* **Exercise details**: Copy each line that has the string "made" somewhere in it.

* **Data entries**:
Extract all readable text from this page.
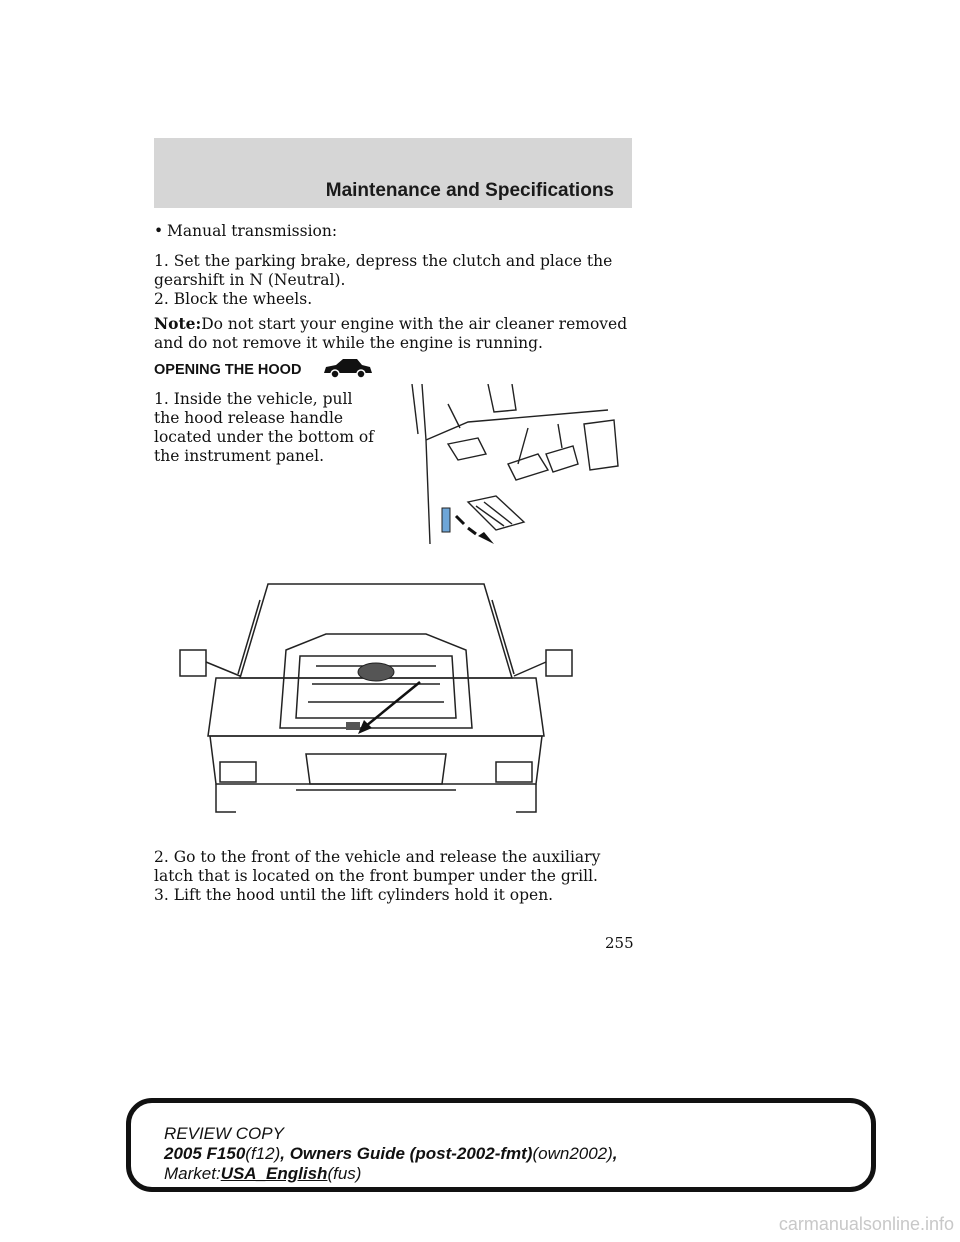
Maintenance and Specifications

• Manual transmission:

1. Set the parking brake, depress the clutch and place the gearshift in N (Neutral).

2. Block the wheels.

Note:Do not start your engine with the air cleaner removed and do not remove it while the engine is running.

OPENING THE HOOD

1. Inside the vehicle, pull the hood release handle located under the bottom of the instrument panel.

2. Go to the front of the vehicle and release the auxiliary latch that is located on the front bumper under the grill.

3. Lift the hood until the lift cylinders hold it open.

255
REVIEW COPY
2005 F150(f12), Owners Guide (post-2002-fmt)(own2002),
Market:USA_English(fus)
carmanualsonline.info
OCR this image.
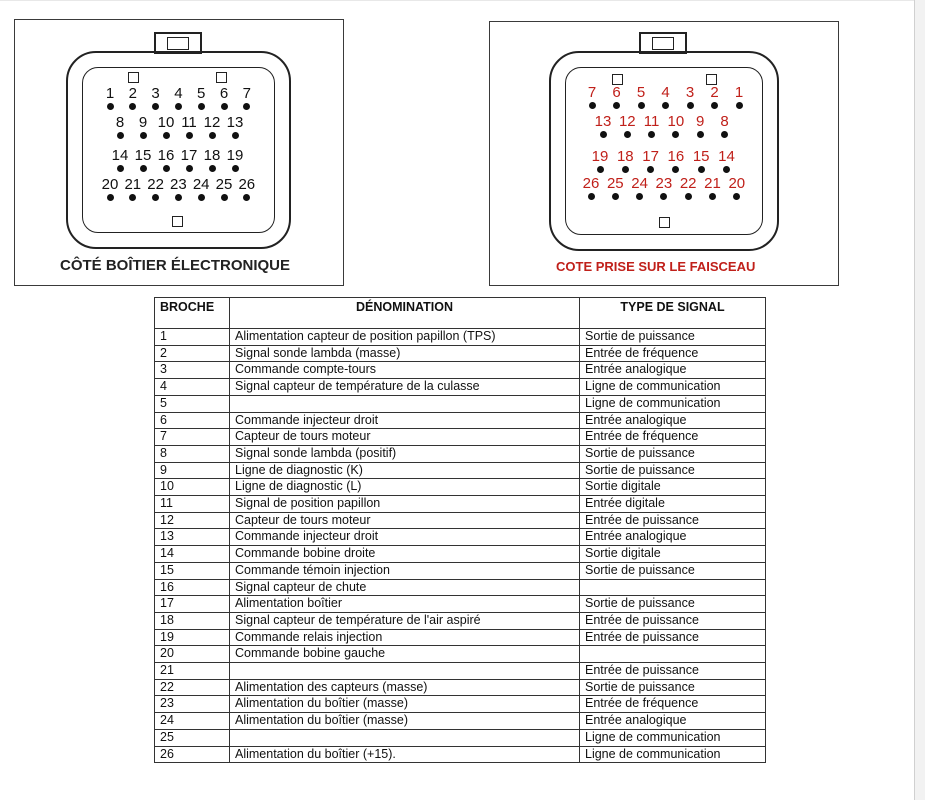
1 2 3 4 5 6 7
8 9 10 11 12 13
14 15 16 17 18 19
20 21 22 23 24 25 26
CÔTÉ BOÎTIER ÉLECTRONIQUE
7	6	5	4	3	2	1
13 12 11 10 9	8
19 18 17 16 15 14
26 25 24 23 22 21 20
COTE PRISE SUR LE FAISCEAU
BROCHE	DÉNOMINATION	TYPE DE SIGNAL
1	Alimentation capteur de position papillon (TPS)	Sortie de puissance
2	Signal sonde lambda (masse)	Entrée de fréquence
3	Commande compte-tours	Entrée analogique
4	Signal capteur de température de la culasse	Ligne de communication
5		Ligne de communication
6	Commande injecteur droit	Entrée analogique
7	Capteur de tours moteur	Entrée de fréquence
8	Signal sonde lambda (positif)	Sortie de puissance
9	Ligne de diagnostic (K)	Sortie de puissance
10	Ligne de diagnostic (L)	Sortie digitale
11	Signal de position papillon	Entrée digitale
12	Capteur de tours moteur	Entrée de puissance
13	Commande injecteur droit	Entrée analogique
14	Commande bobine droite	Sortie digitale
15	Commande témoin injection	Sortie de puissance
16	Signal capteur de chute	
17	Alimentation boîtier	Sortie de puissance
18	Signal capteur de température de l'air aspiré	Entrée de puissance
19	Commande relais injection	Entrée de puissance
20	Commande bobine gauche	
21		Entrée de puissance
22	Alimentation des capteurs (masse)	Sortie de puissance
23	Alimentation du boîtier (masse)	Entrée de fréquence
24	Alimentation du boîtier (masse)	Entrée analogique
25		Ligne de communication
26	Alimentation du boîtier (+15).	Ligne de communication
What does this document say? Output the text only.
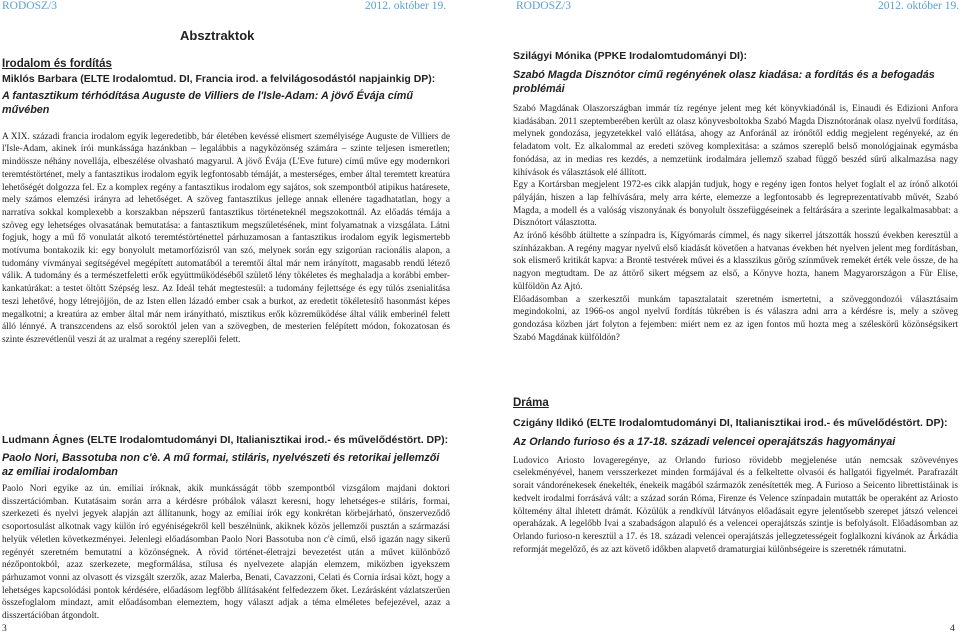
RODOSZ/3	2012. október 19.
Absztraktok
Irodalom és fordítás
Miklós Barbara (ELTE Irodalomtud. DI, Francia irod. a felvilágosodástól napjainkig DP):
A fantasztikum térhódítása Auguste de Villiers de l'Isle-Adam: A jövő Évája című művében
A XIX. századi francia irodalom egyik legeredetibb, bár életében kevéssé elismert személyisége Auguste de Villiers de l'Isle-Adam, akinek írói munkássága hazánkban – legalábbis a nagyközönség számára – szinte teljesen ismeretlen; mindössze néhány novellája, elbeszélése olvasható magyarul. A jövő Évája (L'Eve future) című műve egy modernkori teremtéstörténet, mely a fantasztikus irodalom egyik legfontosabb témáját, a mesterséges, ember által teremtett kreatúra lehetőségét dolgozza fel. Ez a komplex regény a fantasztikus irodalom egy sajátos, sok szempontból atipikus határesete, mely számos elemzési irányra ad lehetőséget. A szöveg fantasztikus jellege annak ellenére tagadhatatlan, hogy a narratíva sokkal komplexebb a korszakban népszerű fantasztikus történeteknél megszokottnál. Az előadás témája a szöveg egy lehetséges olvasatának bemutatása: a fantasztikum megszületésének, mint folyamatnak a vizsgálata. Látni fogjuk, hogy a mű fő vonulatát alkotó teremtéstörténettel párhuzamosan a fantasztikus irodalom egyik legismertebb motívuma bontakozik ki: egy bonyolult metamorfózisról van szó, melynek során egy szigorúan racionális alapon, a tudomány vívmányai segítségével megépített automatából a teremtői által már nem irányított, magasabb rendű létező válik. A tudomány és a természetfeletti erők együttműködéséből születő lény tökéletes és meghaladja a korábbi ember-kankatúrákat: a testet öltött Szépség lesz. Az Ideál tehát megtestesül: a tudomány fejlettsége és egy túlós zsenialitása teszi lehetővé, hogy létrejöjjön, de az Isten ellen lázadó ember csak a burkot, az eredetit tökéletesítő hasonmást képes megalkotni; a kreatúra az ember által már nem irányítható, misztikus erők közreműködése által válik emberinél felett álló lénnyé. A transzcendens az első soroktól jelen van a szövegben, de mesterien felépített módon, fokozatosan és szinte észrevétlenül veszi át az uralmat a regény szereplői felett.
Ludmann Ágnes (ELTE Irodalomtudományi DI, Italianisztikai irod.- és művelődéstört. DP):
Paolo Nori, Bassotuba non c'è. A mű formai, stiláris, nyelvészeti és retorikai jellemzői az emíliai irodalomban
Paolo Nori egyike az ún. emíliai íróknak, akik munkásságát több szempontból vizsgálom majdani doktori disszertációmban. Kutatásaim során arra a kérdésre próbálok választ keresni, hogy lehetséges-e stiláris, formai, szerkezeti és nyelvi jegyek alapján azt állítanunk, hogy az emíliai írók egy konkrétan körbejárható, önszerveződő csoportosulást alkotnak vagy külön író egyéniségekről kell beszélnünk, akiknek közös jellemzői pusztán a származási helyük véletlen következményei. Jelenlegi előadásomban Paolo Nori Bassotuba non c'è című, első igazán nagy sikerű regényét szeretném bemutatni a közönségnek. A rövid történet-életrajzi bevezetést után a művet különböző nézőpontokból, azaz szerkezete, megformálása, stílusa és nyelvezete alapján elemzem, miközben igyekszem párhuzamot vonni az olvasott és vizsgált szerzők, azaz Malerba, Benati, Cavazzoni, Celati és Cornia írásai közt, hogy a lehetséges kapcsolódási pontok kérdésére, előadásom legfőbb állításaként felfedezzem őket. Lezárásként vázlatszerűen összefoglalom mindazt, amit előadásomban elemeztem, hogy választ adjak a téma elméletes befejezével, azaz a disszertációban átgondolt.
3
RODOSZ/3	2012. október 19.
Szilágyi Mónika (PPKE Irodalomtudományi DI):
Szabó Magda Disznótor című regényének olasz kiadása: a fordítás és a befogadás problémái
Szabó Magdának Olaszországban immár tíz regénye jelent meg két könyvkiadónál is, Einaudi és Edizioni Anfora kiadásában. 2011 szeptemberében került az olasz könyvesboltokba Szabó Magda Disznótorának olasz nyelvű fordítása, melynek gondozása, jegyzetekkel való ellátása, ahogy az Anforánál az írónőtől eddig megjelent regényeké, az én feladatom volt. Ez alkalommal az eredeti szöveg komplexitása: a számos szereplő belső monológjainak egymásba fonódása, az in medias res kezdés, a nemzetünk irodalmára jellemző szabad függő beszéd sűrű alkalmazása nagy kihívások és választások elé állított.
Egy a Kortársban megjelent 1972-es cikk alapján tudjuk, hogy e regény igen fontos helyet foglalt el az írónő alkotói pályáján, hiszen a lap felhívására, mely arra kérte, elemezze a legfontosabb és legreprezentatívabb művét, Szabó Magda, a modell és a valóság viszonyának és bonyolult összefüggéseinek a feltárására a szerinte legalkalmasabbat: a Disznótort választotta.
Az írónő később átültette a színpadra is, Kígyómarás címmel, és nagy sikerrel játszották hosszú években keresztül a színházakban. A regény magyar nyelvű első kiadását követően a hatvanas években hét nyelven jelent meg fordításban, sok elismerő kritikát kapva: a Brontë testvérek művei és a klasszikus görög színművek remekét érték vele össze, de ha nagyon megtudtam. De az áttörő sikert mégsem az első, a Könyve hozta, hanem Magyarországon a Für Elise, külföldön Az Ajtó.
Előadásomban a szerkesztői munkám tapasztalatait szeretném ismertetni, a szöveggondozói választásaim megindokolni, az 1966-os angol nyelvű fordítás tükrében is és válaszra adni arra a kérdésre is, mely a szöveg gondozása közben járt folyton a fejemben: miért nem ez az igen fontos mű hozta meg a széleskörű közönségsikert Szabó Magdának külföldön?
Dráma
Czigány Ildikó (ELTE Irodalomtudományi DI, Italianisztikai irod.- és művelődéstört. DP):
Az Orlando furioso és a 17-18. századi velencei operajátszás hagyományai
Ludovico Ariosto lovageregénye, az Orlando furioso rövidebb megjelenése után nemcsak szövevényes cselekményével, hanem versszerkezet minden formájával és a felkeltette olvasói és hallgatói figyelmét. Parafrazált sorait vándorénekesek énekelték, énekeik magából származók zenésítették meg. A Furioso a Seicento librettistáinak is kedvelt irodalmi forrásává vált: a század során Róma, Firenze és Velence színpadain mutatták be operaként az Ariosto költemény által ihletett drámát. Közülük a rendkívül látványos előadásait egyre jelentősebb szerepet játszó velencei operaházak. A legelőbb Ivai a szabadságon alapuló és a velencei operajátszás szintje is befolyásolt. Előadásomban az Orlando furioso-n keresztül a 17. és 18. századi velencei operajátszás jellegzetességeit foglalkozni kívánok az Árkádia reformját megelőző, és az azt követő időkben alapvető dramaturgiai különbségeire is szeretnék rámutatni.
4
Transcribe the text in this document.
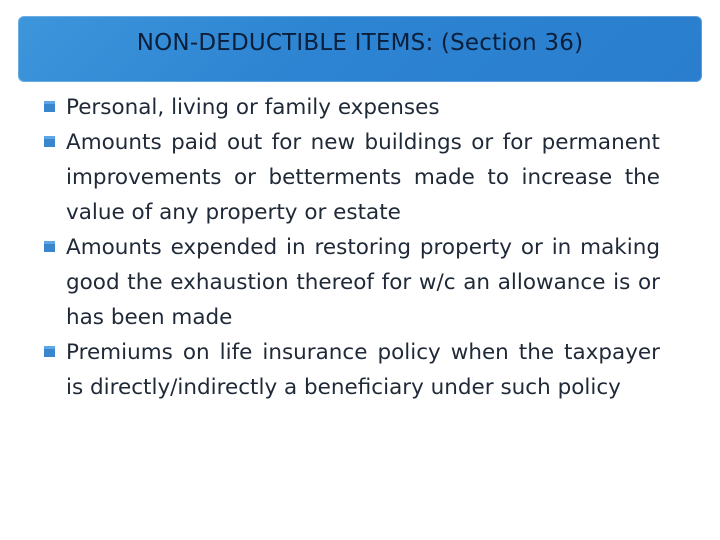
NON-DEDUCTIBLE ITEMS: (Section 36)
Personal, living or family expenses
Amounts paid out for new buildings or for permanent improvements or betterments made to increase the value of any property or estate
Amounts expended in restoring property or in making good the exhaustion thereof for w/c an allowance is or has been made
Premiums on life insurance policy when the taxpayer is directly/indirectly a beneficiary under such policy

* **Correct output**:
Amounts paid out for new buildings or for permanent improvements or betterments made to increase the value of any property or estate
Amounts expended in restoring property or in making good the exhaustion thereof for w/c an allowance is or has been made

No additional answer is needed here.